** begin Dataset entries **

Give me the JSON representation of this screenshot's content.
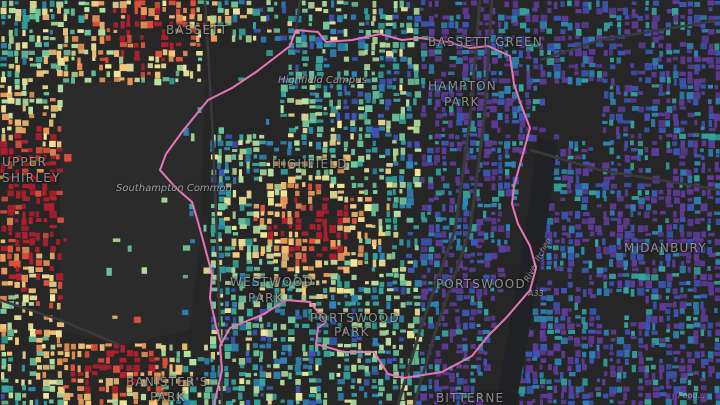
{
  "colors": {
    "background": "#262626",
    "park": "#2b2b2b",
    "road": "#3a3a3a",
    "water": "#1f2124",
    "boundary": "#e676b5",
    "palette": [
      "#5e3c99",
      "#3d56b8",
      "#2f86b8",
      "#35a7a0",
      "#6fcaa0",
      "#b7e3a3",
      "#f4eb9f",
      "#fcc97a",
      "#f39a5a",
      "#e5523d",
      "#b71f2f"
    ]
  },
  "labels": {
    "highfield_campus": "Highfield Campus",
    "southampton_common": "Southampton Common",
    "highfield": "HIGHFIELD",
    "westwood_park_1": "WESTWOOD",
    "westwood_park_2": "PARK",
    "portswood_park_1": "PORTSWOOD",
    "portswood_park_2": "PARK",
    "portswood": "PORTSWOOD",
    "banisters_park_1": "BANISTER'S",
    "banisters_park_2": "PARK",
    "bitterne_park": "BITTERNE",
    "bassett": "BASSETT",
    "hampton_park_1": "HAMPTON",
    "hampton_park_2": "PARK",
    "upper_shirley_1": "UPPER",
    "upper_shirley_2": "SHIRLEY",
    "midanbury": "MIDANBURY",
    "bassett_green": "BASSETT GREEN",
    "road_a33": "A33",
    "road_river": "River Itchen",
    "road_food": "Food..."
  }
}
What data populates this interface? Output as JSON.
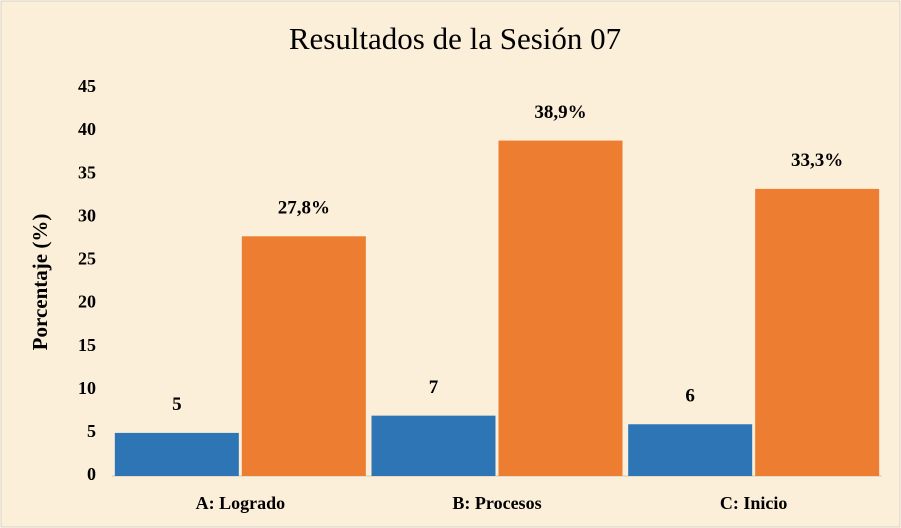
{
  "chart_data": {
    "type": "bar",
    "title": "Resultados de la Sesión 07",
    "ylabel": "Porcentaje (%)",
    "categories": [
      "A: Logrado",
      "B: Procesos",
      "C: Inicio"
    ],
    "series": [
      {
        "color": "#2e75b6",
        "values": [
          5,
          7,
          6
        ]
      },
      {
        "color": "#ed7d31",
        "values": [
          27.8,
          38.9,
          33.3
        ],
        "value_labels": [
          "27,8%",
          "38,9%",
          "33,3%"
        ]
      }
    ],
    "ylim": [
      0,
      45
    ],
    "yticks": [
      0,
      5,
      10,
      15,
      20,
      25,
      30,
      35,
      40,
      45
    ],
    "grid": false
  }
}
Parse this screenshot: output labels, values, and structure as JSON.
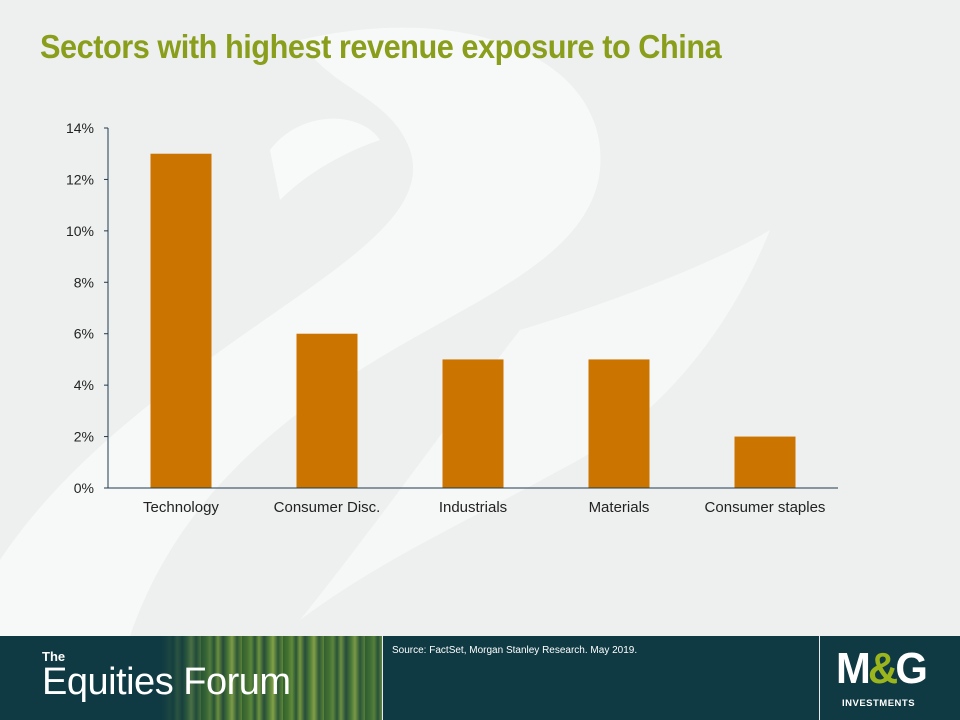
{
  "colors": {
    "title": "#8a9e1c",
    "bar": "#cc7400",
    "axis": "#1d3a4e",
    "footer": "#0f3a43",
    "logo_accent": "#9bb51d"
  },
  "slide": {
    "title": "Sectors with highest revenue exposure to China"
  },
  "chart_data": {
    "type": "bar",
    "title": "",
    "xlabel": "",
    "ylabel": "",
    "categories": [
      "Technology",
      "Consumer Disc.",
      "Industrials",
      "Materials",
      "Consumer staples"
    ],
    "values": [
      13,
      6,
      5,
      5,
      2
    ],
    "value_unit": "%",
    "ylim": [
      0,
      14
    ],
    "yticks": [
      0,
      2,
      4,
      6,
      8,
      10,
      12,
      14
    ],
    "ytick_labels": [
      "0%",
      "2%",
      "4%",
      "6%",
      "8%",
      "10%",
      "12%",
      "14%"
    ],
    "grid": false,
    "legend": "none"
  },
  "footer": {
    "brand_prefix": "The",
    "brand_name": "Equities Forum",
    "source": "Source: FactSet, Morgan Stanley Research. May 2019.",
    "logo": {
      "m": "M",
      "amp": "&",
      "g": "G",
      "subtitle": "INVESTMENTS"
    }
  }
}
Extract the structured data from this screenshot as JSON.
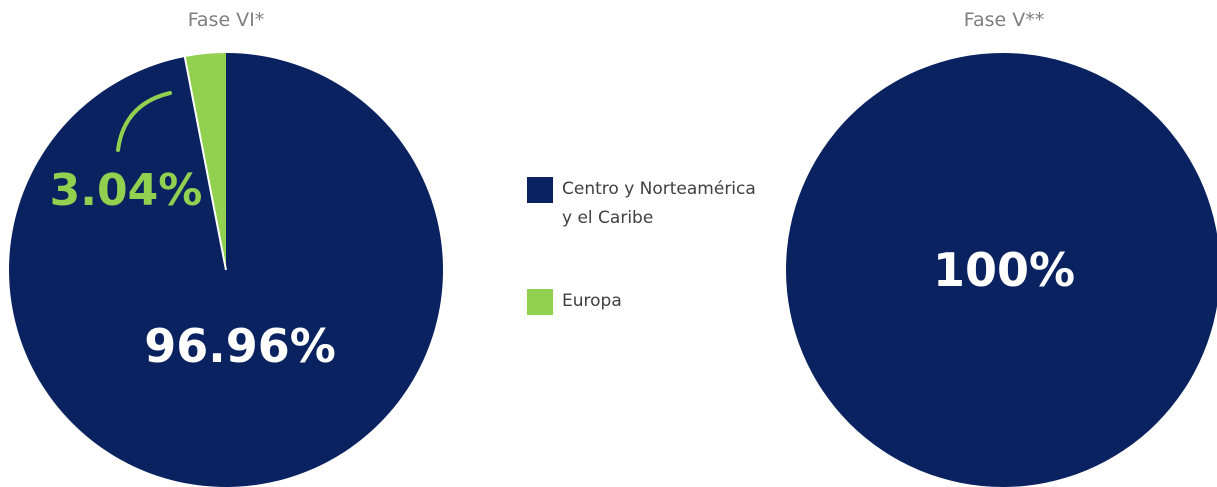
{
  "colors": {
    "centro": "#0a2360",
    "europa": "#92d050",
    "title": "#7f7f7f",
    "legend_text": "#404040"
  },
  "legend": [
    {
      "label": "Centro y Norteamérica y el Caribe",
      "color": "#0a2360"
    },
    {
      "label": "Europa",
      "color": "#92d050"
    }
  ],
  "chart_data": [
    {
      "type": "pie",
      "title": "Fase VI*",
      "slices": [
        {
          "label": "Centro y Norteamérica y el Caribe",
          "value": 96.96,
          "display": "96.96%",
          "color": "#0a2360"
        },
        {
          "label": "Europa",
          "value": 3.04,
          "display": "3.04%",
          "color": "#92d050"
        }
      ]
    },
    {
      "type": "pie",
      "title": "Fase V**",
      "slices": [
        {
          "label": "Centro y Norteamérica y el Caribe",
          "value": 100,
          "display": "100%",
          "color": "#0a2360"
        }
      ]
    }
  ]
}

** end Dataset entries **

▸ What is needed
Without the images, write out each line of the data verbatim.

▸ Final result
Give me the JSON representation of this screenshot's content.
{
  "colors": {
    "background": "#262626",
    "park": "#2b2b2b",
    "road": "#3a3a3a",
    "water": "#1f2124",
    "boundary": "#e676b5",
    "palette": [
      "#5e3c99",
      "#3d56b8",
      "#2f86b8",
      "#35a7a0",
      "#6fcaa0",
      "#b7e3a3",
      "#f4eb9f",
      "#fcc97a",
      "#f39a5a",
      "#e5523d",
      "#b71f2f"
    ]
  },
  "labels": {
    "highfield_campus": "Highfield Campus",
    "southampton_common": "Southampton Common",
    "highfield": "HIGHFIELD",
    "westwood_park_1": "WESTWOOD",
    "westwood_park_2": "PARK",
    "portswood_park_1": "PORTSWOOD",
    "portswood_park_2": "PARK",
    "portswood": "PORTSWOOD",
    "banisters_park_1": "BANISTER'S",
    "banisters_park_2": "PARK",
    "bitterne_park": "BITTERNE",
    "bassett": "BASSETT",
    "hampton_park_1": "HAMPTON",
    "hampton_park_2": "PARK",
    "upper_shirley_1": "UPPER",
    "upper_shirley_2": "SHIRLEY",
    "midanbury": "MIDANBURY",
    "bassett_green": "BASSETT GREEN",
    "road_a33": "A33",
    "road_river": "River Itchen",
    "road_food": "Food..."
  }
}
What data populates this interface? Output as JSON.
{
  "chart_data": {
    "type": "bar",
    "title": "Resultados de la Sesión 07",
    "ylabel": "Porcentaje (%)",
    "categories": [
      "A: Logrado",
      "B: Procesos",
      "C: Inicio"
    ],
    "series": [
      {
        "color": "#2e75b6",
        "values": [
          5,
          7,
          6
        ]
      },
      {
        "color": "#ed7d31",
        "values": [
          27.8,
          38.9,
          33.3
        ],
        "value_labels": [
          "27,8%",
          "38,9%",
          "33,3%"
        ]
      }
    ],
    "ylim": [
      0,
      45
    ],
    "yticks": [
      0,
      5,
      10,
      15,
      20,
      25,
      30,
      35,
      40,
      45
    ],
    "grid": false
  }
}
Parse this screenshot: output labels, values, and structure as JSON.
{
  "colors": {
    "title": "#8a9e1c",
    "bar": "#cc7400",
    "axis": "#1d3a4e",
    "footer": "#0f3a43",
    "logo_accent": "#9bb51d"
  },
  "slide": {
    "title": "Sectors with highest revenue exposure to China"
  },
  "chart_data": {
    "type": "bar",
    "title": "",
    "xlabel": "",
    "ylabel": "",
    "categories": [
      "Technology",
      "Consumer Disc.",
      "Industrials",
      "Materials",
      "Consumer staples"
    ],
    "values": [
      13,
      6,
      5,
      5,
      2
    ],
    "value_unit": "%",
    "ylim": [
      0,
      14
    ],
    "yticks": [
      0,
      2,
      4,
      6,
      8,
      10,
      12,
      14
    ],
    "ytick_labels": [
      "0%",
      "2%",
      "4%",
      "6%",
      "8%",
      "10%",
      "12%",
      "14%"
    ],
    "grid": false,
    "legend": "none"
  },
  "footer": {
    "brand_prefix": "The",
    "brand_name": "Equities Forum",
    "source": "Source: FactSet, Morgan Stanley Research. May 2019.",
    "logo": {
      "m": "M",
      "amp": "&",
      "g": "G",
      "subtitle": "INVESTMENTS"
    }
  }
}
Extract the structured data from this screenshot as JSON.
{
  "colors": {
    "centro": "#0a2360",
    "europa": "#92d050",
    "title": "#7f7f7f",
    "legend_text": "#404040"
  },
  "legend": [
    {
      "label": "Centro y Norteamérica y el Caribe",
      "color": "#0a2360"
    },
    {
      "label": "Europa",
      "color": "#92d050"
    }
  ],
  "chart_data": [
    {
      "type": "pie",
      "title": "Fase VI*",
      "slices": [
        {
          "label": "Centro y Norteamérica y el Caribe",
          "value": 96.96,
          "display": "96.96%",
          "color": "#0a2360"
        },
        {
          "label": "Europa",
          "value": 3.04,
          "display": "3.04%",
          "color": "#92d050"
        }
      ]
    },
    {
      "type": "pie",
      "title": "Fase V**",
      "slices": [
        {
          "label": "Centro y Norteamérica y el Caribe",
          "value": 100,
          "display": "100%",
          "color": "#0a2360"
        }
      ]
    }
  ]
}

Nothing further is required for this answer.